# Start of Input records

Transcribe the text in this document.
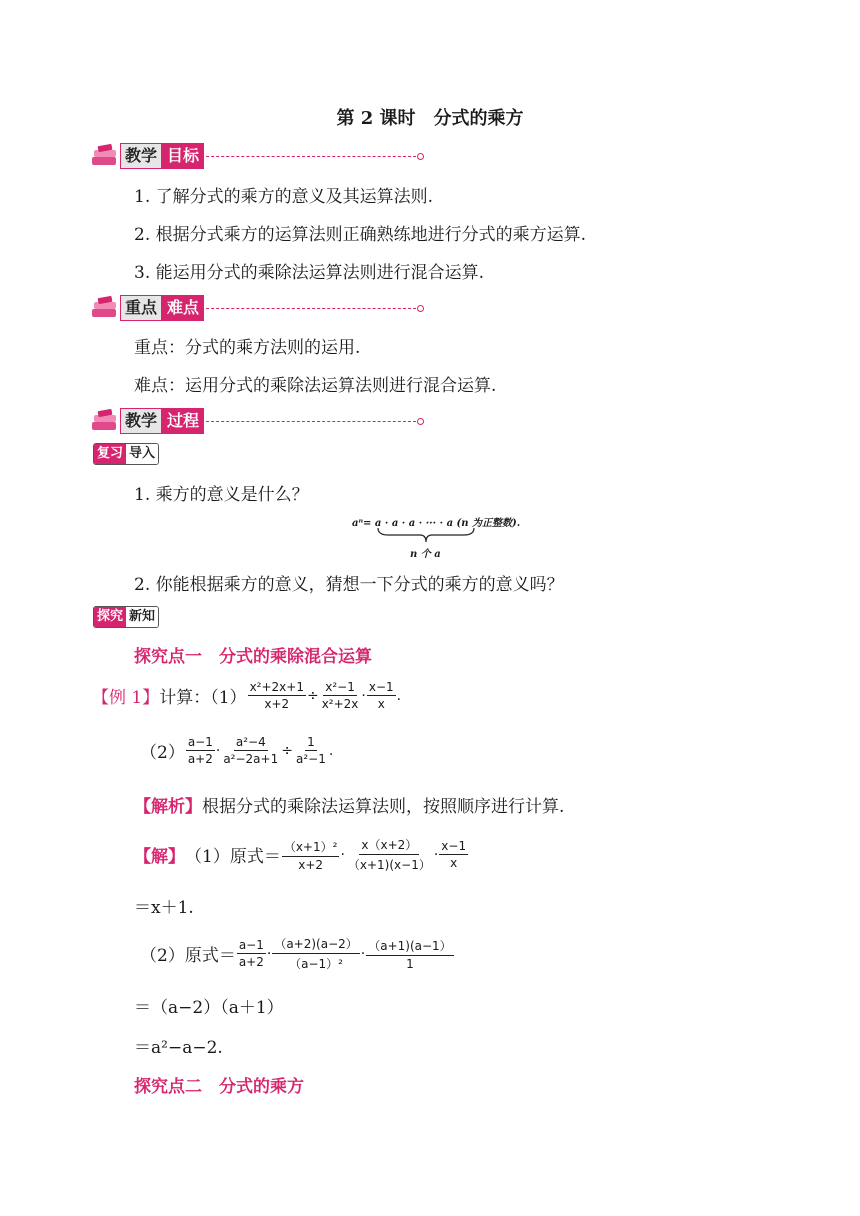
第 2 课时　分式的乘方
教学 目标
1. 了解分式的乘方的意义及其运算法则.
2. 根据分式乘方的运算法则正确熟练地进行分式的乘方运算.
3. 能运用分式的乘除法运算法则进行混合运算.
重点 难点
重点：分式的乘方法则的运用.
难点：运用分式的乘除法运算法则进行混合运算.
教学 过程
复习 导入
1. 乘方的意义是什么？
aⁿ= a · a · a · ··· · a (n 为正整数).
n 个 a
2. 你能根据乘方的意义，猜想一下分式的乘方的意义吗？
探究 新知
探究点一　分式的乘除混合运算
【例 1】 计算：$(1) \frac{\text{x²+2x+1}}{x+2} \div \frac{\text{x²−1}}{\text{x²+2x}} \cdot \frac{x-1}{x}$ .
$(2) \frac{a-1}{a+2} \cdot \frac{\text{a²−4}}{\text{a²−2a+1}} \div \frac{1}{\text{a²−1}}$ .
【解析】根据分式的乘除法运算法则，按照顺序进行计算.
【解】 （1）原式＝ $\frac{\text{（x+1）²}}{x+2} \cdot \frac{x(x+2)}{(x+1)(x-1)} \cdot \frac{x-1}{x}$
＝x＋1.
（2）原式＝ $\frac{a-1}{a+2} \cdot \frac{(a+2)(a-2)}{\text{（a−1）²}} \cdot \frac{(a+1)(a-1)}{1}$
＝（a−2）（a＋1）
＝a²−a−2.
探究点二　分式的乘方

# End of Input records

Task requirements -
Pictures are to be left out; repeat all the remaining data exactly.

Task output -
Transcribe the text in this document.
第 2 课时　分式的乘方
教学 目标
1. 了解分式的乘方的意义及其运算法则.
2. 根据分式乘方的运算法则正确熟练地进行分式的乘方运算.
3. 能运用分式的乘除法运算法则进行混合运算.
重点 难点
重点：分式的乘方法则的运用.
难点：运用分式的乘除法运算法则进行混合运算.
教学 过程
复习 导入
1. 乘方的意义是什么？
aⁿ= a · a · a · ··· · a (n 为正整数).
n 个 a
2. 你能根据乘方的意义，猜想一下分式的乘方的意义吗？
探究 新知
探究点一　分式的乘除混合运算
【例 1】 计算：$(1) \frac{\text{x²+2x+1}}{x+2} \div \frac{\text{x²−1}}{\text{x²+2x}} \cdot \frac{x-1}{x}$ .
$(2) \frac{a-1}{a+2} \cdot \frac{\text{a²−4}}{\text{a²−2a+1}} \div \frac{1}{\text{a²−1}}$ .
【解析】根据分式的乘除法运算法则，按照顺序进行计算.
【解】 （1）原式＝ $\frac{\text{（x+1）²}}{x+2} \cdot \frac{x(x+2)}{(x+1)(x-1)} \cdot \frac{x-1}{x}$
＝x＋1.
（2）原式＝ $\frac{a-1}{a+2} \cdot \frac{(a+2)(a-2)}{\text{（a−1）²}} \cdot \frac{(a+1)(a-1)}{1}$
＝（a−2）（a＋1）
＝a²−a−2.
探究点二　分式的乘方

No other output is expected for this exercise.